# Given request
Copy every row below word for word, leaving out the pictures.

Image-based layout entries:
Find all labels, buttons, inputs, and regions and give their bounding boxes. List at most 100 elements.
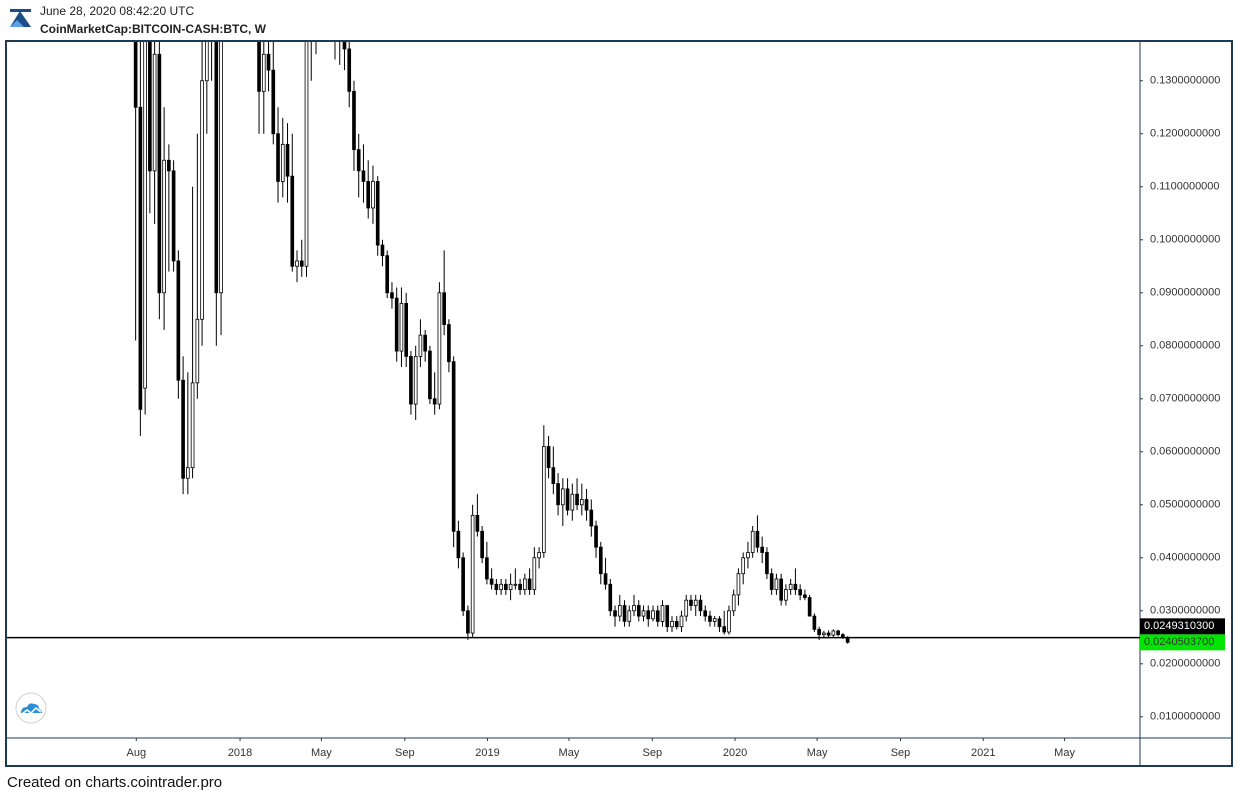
y-tick-label: 0.0100000000 bbox=[1150, 711, 1220, 723]
candle-body bbox=[575, 493, 579, 506]
candle-body bbox=[603, 573, 608, 585]
candle-body bbox=[646, 610, 651, 620]
candle-body bbox=[617, 605, 622, 617]
candle-body bbox=[836, 630, 840, 636]
candle-body bbox=[489, 578, 494, 585]
candle-body bbox=[727, 610, 731, 633]
candle-body bbox=[731, 594, 736, 612]
x-tick-label: May bbox=[807, 747, 828, 759]
candle-body bbox=[622, 605, 627, 622]
candle-body bbox=[466, 610, 470, 634]
candle-body bbox=[461, 557, 465, 612]
candle-body bbox=[584, 499, 589, 511]
candle-body bbox=[456, 530, 461, 559]
y-tick-label: 0.0700000000 bbox=[1150, 393, 1220, 405]
candle-body bbox=[295, 260, 299, 267]
y-tick-label: 0.0900000000 bbox=[1150, 287, 1220, 299]
candle-body bbox=[736, 573, 741, 596]
candle-body bbox=[257, 42, 261, 92]
candle-body bbox=[532, 557, 537, 590]
x-tick-label: Sep bbox=[643, 747, 663, 759]
candle-body bbox=[632, 605, 636, 612]
candle-body bbox=[746, 552, 750, 559]
x-tick-label: Sep bbox=[395, 747, 415, 759]
candle-body bbox=[712, 618, 717, 622]
x-tick-label: 2020 bbox=[723, 747, 747, 759]
x-tick-label: May bbox=[559, 747, 580, 759]
candle-body bbox=[347, 48, 352, 92]
candle-body bbox=[171, 170, 176, 262]
watermark-logo bbox=[15, 692, 47, 724]
y-tick-label: 0.1300000000 bbox=[1150, 75, 1220, 87]
candle-body bbox=[352, 90, 356, 151]
candle-body bbox=[157, 53, 162, 294]
candle-body bbox=[413, 355, 418, 405]
last-price-label: 0.0240503700 bbox=[1144, 636, 1214, 648]
candle-body bbox=[271, 69, 276, 135]
horizontal-line-label: 0.0249310300 bbox=[1144, 620, 1214, 632]
y-tick-label: 0.1200000000 bbox=[1150, 128, 1220, 140]
candle-body bbox=[390, 292, 394, 299]
candle-body bbox=[812, 615, 817, 630]
candle-body bbox=[684, 599, 689, 617]
candle-body bbox=[423, 334, 427, 352]
candle-body bbox=[361, 170, 366, 182]
candle-body bbox=[551, 467, 556, 484]
candle-body bbox=[366, 181, 371, 209]
candle-body bbox=[485, 557, 489, 580]
candle-body bbox=[807, 597, 812, 617]
candle-body bbox=[769, 573, 774, 590]
candle-body bbox=[380, 244, 385, 257]
candle-body bbox=[432, 398, 437, 405]
horizontal-line-label-box bbox=[1140, 618, 1225, 635]
candle-body bbox=[570, 493, 575, 511]
candle-body bbox=[513, 583, 518, 586]
candle-body bbox=[375, 181, 380, 246]
candle-body bbox=[542, 446, 546, 553]
candle-body bbox=[594, 525, 598, 548]
candle-body bbox=[765, 552, 769, 575]
candle-body bbox=[394, 297, 399, 352]
timestamp: June 28, 2020 08:42:20 UTC bbox=[40, 4, 194, 18]
x-tick-label: Aug bbox=[127, 747, 147, 759]
candle-body bbox=[760, 546, 764, 553]
candle-body bbox=[162, 159, 166, 294]
candle-body bbox=[598, 546, 603, 575]
candle-body bbox=[546, 446, 551, 469]
y-tick-label: 0.0600000000 bbox=[1150, 446, 1220, 458]
candle-body bbox=[181, 379, 185, 479]
candle-body bbox=[200, 80, 204, 320]
candle-body bbox=[803, 594, 807, 598]
candle-body bbox=[698, 599, 703, 612]
candle-body bbox=[565, 488, 570, 511]
candle-body bbox=[651, 610, 655, 620]
candle-body bbox=[205, 42, 209, 82]
candle-body bbox=[304, 42, 309, 267]
candle-body bbox=[817, 628, 821, 636]
candle-body bbox=[494, 583, 499, 590]
candle-body bbox=[385, 255, 390, 294]
candle-body bbox=[219, 42, 223, 294]
candle-body bbox=[741, 557, 746, 575]
y-tick-label: 0.0500000000 bbox=[1150, 499, 1220, 511]
candle-body bbox=[722, 626, 727, 633]
candle-body bbox=[418, 334, 423, 357]
candle-body bbox=[195, 318, 200, 384]
y-tick-label: 0.0800000000 bbox=[1150, 340, 1220, 352]
candle-body bbox=[261, 53, 266, 92]
chart-title: CoinMarketCap:BITCOIN-CASH:BTC, W bbox=[40, 22, 267, 36]
candle-body bbox=[636, 605, 641, 617]
caption: Created on charts.cointrader.pro bbox=[7, 774, 222, 791]
candle-body bbox=[774, 578, 779, 590]
candle-body bbox=[437, 292, 442, 405]
candle-body bbox=[442, 292, 446, 325]
candle-body bbox=[299, 260, 304, 267]
x-tick-label: 2018 bbox=[228, 747, 252, 759]
y-tick-label: 0.1100000000 bbox=[1150, 181, 1220, 193]
candle-body bbox=[537, 552, 541, 559]
candle-body bbox=[371, 181, 375, 209]
candle-body bbox=[399, 302, 404, 352]
candle-body bbox=[356, 149, 361, 172]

# Answer
Find all labels, buttons, inputs, and regions and give their bounding boxes. List at most 100 elements.
y-tick-label: 0.0100000000 bbox=[1150, 711, 1220, 723]
candle-body bbox=[575, 493, 579, 506]
candle-body bbox=[603, 573, 608, 585]
candle-body bbox=[646, 610, 651, 620]
candle-body bbox=[617, 605, 622, 617]
candle-body bbox=[836, 630, 840, 636]
candle-body bbox=[489, 578, 494, 585]
candle-body bbox=[727, 610, 731, 633]
candle-body bbox=[731, 594, 736, 612]
x-tick-label: May bbox=[807, 747, 828, 759]
candle-body bbox=[622, 605, 627, 622]
candle-body bbox=[466, 610, 470, 634]
candle-body bbox=[461, 557, 465, 612]
candle-body bbox=[584, 499, 589, 511]
candle-body bbox=[456, 530, 461, 559]
y-tick-label: 0.0700000000 bbox=[1150, 393, 1220, 405]
candle-body bbox=[295, 260, 299, 267]
y-tick-label: 0.0900000000 bbox=[1150, 287, 1220, 299]
candle-body bbox=[736, 573, 741, 596]
candle-body bbox=[257, 42, 261, 92]
candle-body bbox=[532, 557, 537, 590]
x-tick-label: Sep bbox=[643, 747, 663, 759]
candle-body bbox=[632, 605, 636, 612]
candle-body bbox=[746, 552, 750, 559]
x-tick-label: Sep bbox=[395, 747, 415, 759]
candle-body bbox=[712, 618, 717, 622]
x-tick-label: 2020 bbox=[723, 747, 747, 759]
x-tick-label: May bbox=[559, 747, 580, 759]
candle-body bbox=[347, 48, 352, 92]
candle-body bbox=[171, 170, 176, 262]
watermark-logo bbox=[15, 692, 47, 724]
y-tick-label: 0.1300000000 bbox=[1150, 75, 1220, 87]
candle-body bbox=[352, 90, 356, 151]
candle-body bbox=[157, 53, 162, 294]
candle-body bbox=[413, 355, 418, 405]
last-price-label: 0.0240503700 bbox=[1144, 636, 1214, 648]
candle-body bbox=[271, 69, 276, 135]
horizontal-line-label: 0.0249310300 bbox=[1144, 620, 1214, 632]
y-tick-label: 0.1200000000 bbox=[1150, 128, 1220, 140]
candle-body bbox=[390, 292, 394, 299]
candle-body bbox=[812, 615, 817, 630]
candle-body bbox=[684, 599, 689, 617]
candle-body bbox=[423, 334, 427, 352]
candle-body bbox=[361, 170, 366, 182]
candle-body bbox=[551, 467, 556, 484]
candle-body bbox=[366, 181, 371, 209]
candle-body bbox=[485, 557, 489, 580]
candle-body bbox=[807, 597, 812, 617]
candle-body bbox=[769, 573, 774, 590]
candle-body bbox=[380, 244, 385, 257]
candle-body bbox=[432, 398, 437, 405]
horizontal-line-label-box bbox=[1140, 618, 1225, 635]
candle-body bbox=[570, 493, 575, 511]
candle-body bbox=[513, 583, 518, 586]
candle-body bbox=[375, 181, 380, 246]
candle-body bbox=[542, 446, 546, 553]
candle-body bbox=[594, 525, 598, 548]
candle-body bbox=[765, 552, 769, 575]
candle-body bbox=[394, 297, 399, 352]
timestamp: June 28, 2020 08:42:20 UTC bbox=[40, 4, 194, 18]
x-tick-label: Aug bbox=[127, 747, 147, 759]
candle-body bbox=[760, 546, 764, 553]
candle-body bbox=[162, 159, 166, 294]
candle-body bbox=[598, 546, 603, 575]
candle-body bbox=[546, 446, 551, 469]
y-tick-label: 0.0600000000 bbox=[1150, 446, 1220, 458]
candle-body bbox=[181, 379, 185, 479]
candle-body bbox=[200, 80, 204, 320]
candle-body bbox=[803, 594, 807, 598]
candle-body bbox=[698, 599, 703, 612]
candle-body bbox=[565, 488, 570, 511]
candle-body bbox=[651, 610, 655, 620]
candle-body bbox=[205, 42, 209, 82]
candle-body bbox=[304, 42, 309, 267]
candle-body bbox=[817, 628, 821, 636]
candle-body bbox=[494, 583, 499, 590]
candle-body bbox=[385, 255, 390, 294]
candle-body bbox=[219, 42, 223, 294]
candle-body bbox=[741, 557, 746, 575]
y-tick-label: 0.0500000000 bbox=[1150, 499, 1220, 511]
candle-body bbox=[722, 626, 727, 633]
candle-body bbox=[418, 334, 423, 357]
candle-body bbox=[195, 318, 200, 384]
y-tick-label: 0.0800000000 bbox=[1150, 340, 1220, 352]
candle-body bbox=[261, 53, 266, 92]
chart-title: CoinMarketCap:BITCOIN-CASH:BTC, W bbox=[40, 22, 267, 36]
candle-body bbox=[636, 605, 641, 617]
caption: Created on charts.cointrader.pro bbox=[7, 774, 222, 791]
candle-body bbox=[774, 578, 779, 590]
candle-body bbox=[437, 292, 442, 405]
candle-body bbox=[442, 292, 446, 325]
candle-body bbox=[299, 260, 304, 267]
x-tick-label: 2018 bbox=[228, 747, 252, 759]
y-tick-label: 0.1100000000 bbox=[1150, 181, 1220, 193]
candle-body bbox=[537, 552, 541, 559]
candle-body bbox=[371, 181, 375, 209]
candle-body bbox=[399, 302, 404, 352]
candle-body bbox=[356, 149, 361, 172]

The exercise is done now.